WHAT IS ASKED.
Give the material again in full, matching it exactly.

Data items:
━━━━━━━━━━
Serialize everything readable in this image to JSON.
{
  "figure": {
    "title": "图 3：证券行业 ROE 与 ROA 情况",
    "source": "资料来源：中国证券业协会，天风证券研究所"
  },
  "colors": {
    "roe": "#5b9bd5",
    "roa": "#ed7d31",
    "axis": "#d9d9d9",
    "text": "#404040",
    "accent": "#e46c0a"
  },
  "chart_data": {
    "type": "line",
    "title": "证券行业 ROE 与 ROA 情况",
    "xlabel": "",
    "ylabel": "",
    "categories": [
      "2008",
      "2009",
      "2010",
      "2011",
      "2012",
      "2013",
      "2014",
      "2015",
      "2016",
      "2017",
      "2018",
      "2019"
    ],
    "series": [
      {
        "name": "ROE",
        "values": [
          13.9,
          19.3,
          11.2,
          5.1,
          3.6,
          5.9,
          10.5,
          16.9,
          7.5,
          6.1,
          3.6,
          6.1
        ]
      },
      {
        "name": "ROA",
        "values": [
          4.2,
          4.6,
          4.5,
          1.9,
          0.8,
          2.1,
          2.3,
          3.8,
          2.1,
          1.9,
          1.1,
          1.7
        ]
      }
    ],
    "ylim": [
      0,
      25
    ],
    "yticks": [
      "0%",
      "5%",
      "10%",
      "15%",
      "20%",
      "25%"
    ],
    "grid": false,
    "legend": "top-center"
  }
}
━━━━━━━━━━
TASK ANSWER.
Serialize everything readable in this image to JSON.
{
  "figure": {
    "title": "图 3：证券行业 ROE 与 ROA 情况",
    "source": "资料来源：中国证券业协会，天风证券研究所"
  },
  "colors": {
    "roe": "#5b9bd5",
    "roa": "#ed7d31",
    "axis": "#d9d9d9",
    "text": "#404040",
    "accent": "#e46c0a"
  },
  "chart_data": {
    "type": "line",
    "title": "证券行业 ROE 与 ROA 情况",
    "xlabel": "",
    "ylabel": "",
    "categories": [
      "2008",
      "2009",
      "2010",
      "2011",
      "2012",
      "2013",
      "2014",
      "2015",
      "2016",
      "2017",
      "2018",
      "2019"
    ],
    "series": [
      {
        "name": "ROE",
        "values": [
          13.9,
          19.3,
          11.2,
          5.1,
          3.6,
          5.9,
          10.5,
          16.9,
          7.5,
          6.1,
          3.6,
          6.1
        ]
      },
      {
        "name": "ROA",
        "values": [
          4.2,
          4.6,
          4.5,
          1.9,
          0.8,
          2.1,
          2.3,
          3.8,
          2.1,
          1.9,
          1.1,
          1.7
        ]
      }
    ],
    "ylim": [
      0,
      25
    ],
    "yticks": [
      "0%",
      "5%",
      "10%",
      "15%",
      "20%",
      "25%"
    ],
    "grid": false,
    "legend": "top-center"
  }
}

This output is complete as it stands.